• Given instruction
Identify each line containing the word "navio" and copy it.

[Extracted records]
------------------------
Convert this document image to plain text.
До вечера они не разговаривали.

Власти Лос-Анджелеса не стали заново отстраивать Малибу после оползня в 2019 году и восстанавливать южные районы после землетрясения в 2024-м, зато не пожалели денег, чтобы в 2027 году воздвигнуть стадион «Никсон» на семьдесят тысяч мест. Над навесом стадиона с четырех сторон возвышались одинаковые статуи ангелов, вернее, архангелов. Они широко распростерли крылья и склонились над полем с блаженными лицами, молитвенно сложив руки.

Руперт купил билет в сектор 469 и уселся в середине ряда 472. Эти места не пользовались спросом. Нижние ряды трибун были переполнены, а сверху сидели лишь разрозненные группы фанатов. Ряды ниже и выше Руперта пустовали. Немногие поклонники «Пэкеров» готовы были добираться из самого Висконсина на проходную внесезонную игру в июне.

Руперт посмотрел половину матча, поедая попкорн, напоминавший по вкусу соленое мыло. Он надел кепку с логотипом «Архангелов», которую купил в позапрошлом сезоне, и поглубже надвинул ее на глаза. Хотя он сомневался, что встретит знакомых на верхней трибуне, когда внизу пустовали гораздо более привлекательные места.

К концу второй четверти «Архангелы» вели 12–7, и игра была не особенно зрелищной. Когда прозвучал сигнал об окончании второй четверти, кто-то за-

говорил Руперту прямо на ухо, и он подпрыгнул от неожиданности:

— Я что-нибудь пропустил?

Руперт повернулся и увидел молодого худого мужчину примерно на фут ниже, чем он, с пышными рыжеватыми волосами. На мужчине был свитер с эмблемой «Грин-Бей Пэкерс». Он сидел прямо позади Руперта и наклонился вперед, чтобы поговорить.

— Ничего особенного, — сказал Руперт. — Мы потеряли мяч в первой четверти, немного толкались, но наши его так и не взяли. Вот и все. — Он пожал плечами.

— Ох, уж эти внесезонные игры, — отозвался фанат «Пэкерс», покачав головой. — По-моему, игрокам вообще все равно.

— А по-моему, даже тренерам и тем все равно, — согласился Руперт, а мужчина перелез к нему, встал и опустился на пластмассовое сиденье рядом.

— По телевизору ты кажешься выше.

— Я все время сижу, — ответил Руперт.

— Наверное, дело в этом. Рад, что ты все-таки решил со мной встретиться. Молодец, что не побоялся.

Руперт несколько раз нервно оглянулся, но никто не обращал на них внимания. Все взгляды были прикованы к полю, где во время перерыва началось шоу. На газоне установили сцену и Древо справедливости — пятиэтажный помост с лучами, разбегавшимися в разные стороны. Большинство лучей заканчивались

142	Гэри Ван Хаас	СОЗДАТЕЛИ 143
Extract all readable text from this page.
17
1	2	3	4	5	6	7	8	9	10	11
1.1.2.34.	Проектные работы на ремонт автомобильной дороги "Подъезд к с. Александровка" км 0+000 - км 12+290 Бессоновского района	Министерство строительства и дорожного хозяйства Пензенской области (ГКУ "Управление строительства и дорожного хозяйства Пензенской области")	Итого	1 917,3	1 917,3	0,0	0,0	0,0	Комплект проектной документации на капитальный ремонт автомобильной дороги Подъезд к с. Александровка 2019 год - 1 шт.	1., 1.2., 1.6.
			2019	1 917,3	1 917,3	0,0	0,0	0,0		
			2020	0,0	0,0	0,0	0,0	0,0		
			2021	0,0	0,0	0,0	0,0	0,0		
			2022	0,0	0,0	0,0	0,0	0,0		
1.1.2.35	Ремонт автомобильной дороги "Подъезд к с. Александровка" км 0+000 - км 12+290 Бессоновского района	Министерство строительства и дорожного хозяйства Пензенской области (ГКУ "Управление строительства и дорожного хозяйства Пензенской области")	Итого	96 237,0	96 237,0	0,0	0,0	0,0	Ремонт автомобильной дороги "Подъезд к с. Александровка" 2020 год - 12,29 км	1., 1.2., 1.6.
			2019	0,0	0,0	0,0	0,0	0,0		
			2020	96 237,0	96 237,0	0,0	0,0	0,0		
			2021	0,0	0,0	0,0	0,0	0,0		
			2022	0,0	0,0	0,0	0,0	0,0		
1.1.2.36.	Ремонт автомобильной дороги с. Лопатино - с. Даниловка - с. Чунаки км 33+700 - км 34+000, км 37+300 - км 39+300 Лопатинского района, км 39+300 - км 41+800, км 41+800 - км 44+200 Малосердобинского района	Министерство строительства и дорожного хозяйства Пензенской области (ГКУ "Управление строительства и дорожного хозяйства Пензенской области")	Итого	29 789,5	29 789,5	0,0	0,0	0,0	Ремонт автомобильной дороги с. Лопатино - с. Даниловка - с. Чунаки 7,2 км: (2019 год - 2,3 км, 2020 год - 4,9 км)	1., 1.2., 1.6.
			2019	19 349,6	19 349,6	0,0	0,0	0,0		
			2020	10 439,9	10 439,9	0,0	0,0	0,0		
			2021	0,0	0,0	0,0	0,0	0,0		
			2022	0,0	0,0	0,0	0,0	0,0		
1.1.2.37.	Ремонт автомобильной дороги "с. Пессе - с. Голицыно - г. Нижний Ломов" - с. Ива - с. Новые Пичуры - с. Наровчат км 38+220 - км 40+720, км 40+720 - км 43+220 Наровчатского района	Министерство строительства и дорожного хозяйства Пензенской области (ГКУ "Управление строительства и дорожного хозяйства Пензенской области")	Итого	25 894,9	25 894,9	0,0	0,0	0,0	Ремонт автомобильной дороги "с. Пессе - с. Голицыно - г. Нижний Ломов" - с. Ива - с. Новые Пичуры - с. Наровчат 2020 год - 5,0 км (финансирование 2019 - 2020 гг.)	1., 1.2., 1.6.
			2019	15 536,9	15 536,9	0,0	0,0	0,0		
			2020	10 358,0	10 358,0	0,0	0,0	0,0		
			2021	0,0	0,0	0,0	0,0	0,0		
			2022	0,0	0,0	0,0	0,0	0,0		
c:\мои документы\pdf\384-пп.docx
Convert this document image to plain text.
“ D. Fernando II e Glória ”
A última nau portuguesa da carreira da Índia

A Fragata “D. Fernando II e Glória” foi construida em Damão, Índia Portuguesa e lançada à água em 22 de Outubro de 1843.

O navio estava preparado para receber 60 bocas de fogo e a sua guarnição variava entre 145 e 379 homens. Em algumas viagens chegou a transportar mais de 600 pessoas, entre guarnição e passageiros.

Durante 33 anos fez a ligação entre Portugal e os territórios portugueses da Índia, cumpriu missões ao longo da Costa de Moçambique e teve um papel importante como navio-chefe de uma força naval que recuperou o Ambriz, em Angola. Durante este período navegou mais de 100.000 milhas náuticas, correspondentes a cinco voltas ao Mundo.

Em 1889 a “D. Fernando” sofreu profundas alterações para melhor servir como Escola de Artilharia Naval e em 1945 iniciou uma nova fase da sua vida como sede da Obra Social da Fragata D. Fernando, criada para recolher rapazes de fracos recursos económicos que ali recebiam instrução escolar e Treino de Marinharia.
------------------------
• Task answer
O navio estava preparado para receber 60 bocas de fogo e a sua guarnição variava entre 145 e 379 homens. Em algumas viagens chegou a transportar mais de 600 pessoas, entre guarnição e passageiros.
Durante 33 anos fez a ligação entre Portugal e os territórios portugueses da Índia, cumpriu missões ao longo da Costa de Moçambique e teve um papel importante como navio-chefe de uma força naval que recuperou o Ambriz, em Angola. Durante este período navegou mais de 100.000 milhas náuticas, correspondentes a cinco voltas ao Mundo.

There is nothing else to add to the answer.